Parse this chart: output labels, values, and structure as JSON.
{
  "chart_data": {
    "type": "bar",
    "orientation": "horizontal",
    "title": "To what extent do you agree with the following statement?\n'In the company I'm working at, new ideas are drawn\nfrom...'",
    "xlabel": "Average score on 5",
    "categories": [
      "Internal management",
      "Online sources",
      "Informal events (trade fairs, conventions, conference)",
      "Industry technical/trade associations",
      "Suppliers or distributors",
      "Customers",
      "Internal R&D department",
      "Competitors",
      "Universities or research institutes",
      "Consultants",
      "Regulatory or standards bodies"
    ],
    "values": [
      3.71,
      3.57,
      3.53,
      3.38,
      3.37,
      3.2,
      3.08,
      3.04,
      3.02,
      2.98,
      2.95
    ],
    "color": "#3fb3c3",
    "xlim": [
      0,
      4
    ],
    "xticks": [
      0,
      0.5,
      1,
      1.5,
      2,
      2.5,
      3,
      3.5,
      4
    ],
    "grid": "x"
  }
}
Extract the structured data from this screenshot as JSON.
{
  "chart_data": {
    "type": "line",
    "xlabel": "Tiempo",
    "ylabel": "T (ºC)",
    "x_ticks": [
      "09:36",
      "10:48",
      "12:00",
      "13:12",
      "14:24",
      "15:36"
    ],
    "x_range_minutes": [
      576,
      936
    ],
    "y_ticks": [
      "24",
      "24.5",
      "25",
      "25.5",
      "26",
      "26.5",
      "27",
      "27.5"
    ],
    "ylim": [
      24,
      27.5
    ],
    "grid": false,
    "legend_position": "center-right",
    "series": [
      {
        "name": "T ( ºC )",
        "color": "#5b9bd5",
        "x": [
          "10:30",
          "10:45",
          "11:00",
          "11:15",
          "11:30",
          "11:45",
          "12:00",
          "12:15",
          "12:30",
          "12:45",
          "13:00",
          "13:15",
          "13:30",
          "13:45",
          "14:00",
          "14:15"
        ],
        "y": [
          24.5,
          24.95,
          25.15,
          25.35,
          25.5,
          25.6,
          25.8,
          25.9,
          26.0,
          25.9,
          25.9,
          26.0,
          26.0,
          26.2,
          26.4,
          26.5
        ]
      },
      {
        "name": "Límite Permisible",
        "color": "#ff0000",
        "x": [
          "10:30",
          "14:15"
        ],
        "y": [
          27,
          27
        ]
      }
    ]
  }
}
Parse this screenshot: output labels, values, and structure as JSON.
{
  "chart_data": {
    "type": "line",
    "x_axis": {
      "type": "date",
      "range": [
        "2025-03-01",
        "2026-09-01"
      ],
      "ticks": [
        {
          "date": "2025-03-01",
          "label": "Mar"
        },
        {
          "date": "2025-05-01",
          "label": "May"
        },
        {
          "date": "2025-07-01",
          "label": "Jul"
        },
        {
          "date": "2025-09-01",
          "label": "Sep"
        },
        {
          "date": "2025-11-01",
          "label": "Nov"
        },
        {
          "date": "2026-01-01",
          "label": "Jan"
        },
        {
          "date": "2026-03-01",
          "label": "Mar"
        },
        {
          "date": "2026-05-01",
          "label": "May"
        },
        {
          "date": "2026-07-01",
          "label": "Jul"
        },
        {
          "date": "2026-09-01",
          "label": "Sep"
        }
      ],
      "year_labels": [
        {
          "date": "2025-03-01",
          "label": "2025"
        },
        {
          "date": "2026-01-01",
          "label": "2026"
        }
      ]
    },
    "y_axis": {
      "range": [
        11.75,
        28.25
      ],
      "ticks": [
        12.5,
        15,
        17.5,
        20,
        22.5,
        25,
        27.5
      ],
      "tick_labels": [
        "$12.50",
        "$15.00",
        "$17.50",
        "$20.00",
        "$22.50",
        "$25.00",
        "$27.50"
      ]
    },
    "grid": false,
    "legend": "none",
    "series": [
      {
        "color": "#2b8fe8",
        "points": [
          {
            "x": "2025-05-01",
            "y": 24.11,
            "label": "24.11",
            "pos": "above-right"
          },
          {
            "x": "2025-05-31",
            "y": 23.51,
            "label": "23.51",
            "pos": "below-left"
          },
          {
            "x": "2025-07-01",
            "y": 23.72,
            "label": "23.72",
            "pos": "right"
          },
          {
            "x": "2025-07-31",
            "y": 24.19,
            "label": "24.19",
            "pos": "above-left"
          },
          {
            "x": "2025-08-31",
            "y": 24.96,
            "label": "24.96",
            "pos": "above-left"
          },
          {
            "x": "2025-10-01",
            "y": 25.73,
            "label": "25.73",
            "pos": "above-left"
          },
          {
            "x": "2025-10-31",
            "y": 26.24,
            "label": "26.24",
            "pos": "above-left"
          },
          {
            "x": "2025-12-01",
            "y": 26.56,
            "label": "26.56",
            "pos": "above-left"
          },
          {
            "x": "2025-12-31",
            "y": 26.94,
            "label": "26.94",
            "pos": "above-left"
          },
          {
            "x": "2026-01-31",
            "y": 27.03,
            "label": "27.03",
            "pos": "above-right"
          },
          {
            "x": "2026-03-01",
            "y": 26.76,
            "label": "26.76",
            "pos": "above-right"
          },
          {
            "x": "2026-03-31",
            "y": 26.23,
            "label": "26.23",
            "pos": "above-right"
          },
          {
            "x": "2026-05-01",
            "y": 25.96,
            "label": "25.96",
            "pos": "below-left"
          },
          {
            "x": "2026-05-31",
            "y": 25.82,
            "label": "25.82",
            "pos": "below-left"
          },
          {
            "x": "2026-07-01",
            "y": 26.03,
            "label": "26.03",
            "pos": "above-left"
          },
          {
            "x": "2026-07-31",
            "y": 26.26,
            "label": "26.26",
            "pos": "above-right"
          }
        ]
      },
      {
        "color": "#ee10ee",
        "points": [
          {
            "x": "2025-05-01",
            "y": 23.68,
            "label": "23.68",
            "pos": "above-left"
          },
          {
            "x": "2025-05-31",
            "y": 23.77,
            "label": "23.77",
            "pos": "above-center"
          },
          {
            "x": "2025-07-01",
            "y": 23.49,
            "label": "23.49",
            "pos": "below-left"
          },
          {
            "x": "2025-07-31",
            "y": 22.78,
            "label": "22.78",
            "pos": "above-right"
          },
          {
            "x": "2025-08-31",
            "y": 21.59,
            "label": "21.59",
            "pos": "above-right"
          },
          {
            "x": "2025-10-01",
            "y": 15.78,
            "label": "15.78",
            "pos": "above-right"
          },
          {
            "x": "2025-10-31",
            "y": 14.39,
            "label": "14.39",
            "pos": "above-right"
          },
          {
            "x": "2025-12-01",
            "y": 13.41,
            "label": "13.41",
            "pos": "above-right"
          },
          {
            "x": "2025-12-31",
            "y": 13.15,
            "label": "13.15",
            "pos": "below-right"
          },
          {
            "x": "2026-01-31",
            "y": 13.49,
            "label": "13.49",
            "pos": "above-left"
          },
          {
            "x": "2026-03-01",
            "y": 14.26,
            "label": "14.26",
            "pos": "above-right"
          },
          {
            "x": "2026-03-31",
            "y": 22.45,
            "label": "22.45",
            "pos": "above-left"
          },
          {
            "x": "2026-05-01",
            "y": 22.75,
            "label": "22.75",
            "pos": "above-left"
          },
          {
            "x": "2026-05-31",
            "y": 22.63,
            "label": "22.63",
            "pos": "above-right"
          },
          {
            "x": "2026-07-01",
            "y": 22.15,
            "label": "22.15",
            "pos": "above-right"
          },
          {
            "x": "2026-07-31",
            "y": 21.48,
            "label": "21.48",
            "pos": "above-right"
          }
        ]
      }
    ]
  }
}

-------------------------

*Instruction*
Copy all lines from the material that include "values".

*Response*
Parse this chart: output labels, values, and structure as JSON.
    "values": [
Parse this screenshot: output labels, values, and structure as JSON.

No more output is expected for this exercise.